** Start **

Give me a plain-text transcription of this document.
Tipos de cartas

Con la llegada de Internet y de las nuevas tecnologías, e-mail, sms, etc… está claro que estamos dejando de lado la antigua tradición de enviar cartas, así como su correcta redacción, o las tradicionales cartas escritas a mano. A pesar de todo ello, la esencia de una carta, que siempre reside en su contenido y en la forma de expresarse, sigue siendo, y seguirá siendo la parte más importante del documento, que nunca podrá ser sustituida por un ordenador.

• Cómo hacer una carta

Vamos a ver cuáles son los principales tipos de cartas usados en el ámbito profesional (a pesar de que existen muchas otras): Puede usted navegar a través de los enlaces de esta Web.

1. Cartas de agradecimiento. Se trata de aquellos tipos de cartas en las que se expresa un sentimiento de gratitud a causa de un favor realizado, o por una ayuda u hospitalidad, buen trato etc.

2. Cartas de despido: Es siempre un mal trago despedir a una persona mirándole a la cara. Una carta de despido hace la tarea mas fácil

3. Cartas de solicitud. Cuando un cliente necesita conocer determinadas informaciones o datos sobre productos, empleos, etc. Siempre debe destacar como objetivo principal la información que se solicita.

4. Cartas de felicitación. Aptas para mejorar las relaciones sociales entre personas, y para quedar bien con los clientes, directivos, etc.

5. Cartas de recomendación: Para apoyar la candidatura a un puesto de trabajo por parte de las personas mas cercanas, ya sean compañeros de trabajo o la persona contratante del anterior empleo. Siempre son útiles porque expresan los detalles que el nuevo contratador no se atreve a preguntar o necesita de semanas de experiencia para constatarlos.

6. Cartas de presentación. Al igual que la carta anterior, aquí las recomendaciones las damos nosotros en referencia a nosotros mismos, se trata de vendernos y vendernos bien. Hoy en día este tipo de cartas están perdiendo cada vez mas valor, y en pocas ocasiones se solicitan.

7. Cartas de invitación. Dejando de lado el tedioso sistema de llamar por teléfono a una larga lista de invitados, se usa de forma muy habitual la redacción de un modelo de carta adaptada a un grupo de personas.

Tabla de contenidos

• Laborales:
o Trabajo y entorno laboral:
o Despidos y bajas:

** End **

- _WRITTEN TASK_
Write out the records above again, keeping each one identical to the original.

- _CORRECT RESPONSE_
Give me a plain-text transcription of this document.
Tipos de cartas

Con la llegada de Internet y de las nuevas tecnologías, e-mail, sms, etc… está claro que estamos dejando de lado la antigua tradición de enviar cartas, así como su correcta redacción, o las tradicionales cartas escritas a mano. A pesar de todo ello, la esencia de una carta, que siempre reside en su contenido y en la forma de expresarse, sigue siendo, y seguirá siendo la parte más importante del documento, que nunca podrá ser sustituida por un ordenador.

• Cómo hacer una carta

Vamos a ver cuáles son los principales tipos de cartas usados en el ámbito profesional (a pesar de que existen muchas otras): Puede usted navegar a través de los enlaces de esta Web.

1. Cartas de agradecimiento. Se trata de aquellos tipos de cartas en las que se expresa un sentimiento de gratitud a causa de un favor realizado, o por una ayuda u hospitalidad, buen trato etc.

2. Cartas de despido: Es siempre un mal trago despedir a una persona mirándole a la cara. Una carta de despido hace la tarea mas fácil

3. Cartas de solicitud. Cuando un cliente necesita conocer determinadas informaciones o datos sobre productos, empleos, etc. Siempre debe destacar como objetivo principal la información que se solicita.

4. Cartas de felicitación. Aptas para mejorar las relaciones sociales entre personas, y para quedar bien con los clientes, directivos, etc.

5. Cartas de recomendación: Para apoyar la candidatura a un puesto de trabajo por parte de las personas mas cercanas, ya sean compañeros de trabajo o la persona contratante del anterior empleo. Siempre son útiles porque expresan los detalles que el nuevo contratador no se atreve a preguntar o necesita de semanas de experiencia para constatarlos.

6. Cartas de presentación. Al igual que la carta anterior, aquí las recomendaciones las damos nosotros en referencia a nosotros mismos, se trata de vendernos y vendernos bien. Hoy en día este tipo de cartas están perdiendo cada vez mas valor, y en pocas ocasiones se solicitan.

7. Cartas de invitación. Dejando de lado el tedioso sistema de llamar por teléfono a una larga lista de invitados, se usa de forma muy habitual la redacción de un modelo de carta adaptada a un grupo de personas.

Tabla de contenidos

• Laborales:
o Trabajo y entorno laboral:
o Despidos y bajas:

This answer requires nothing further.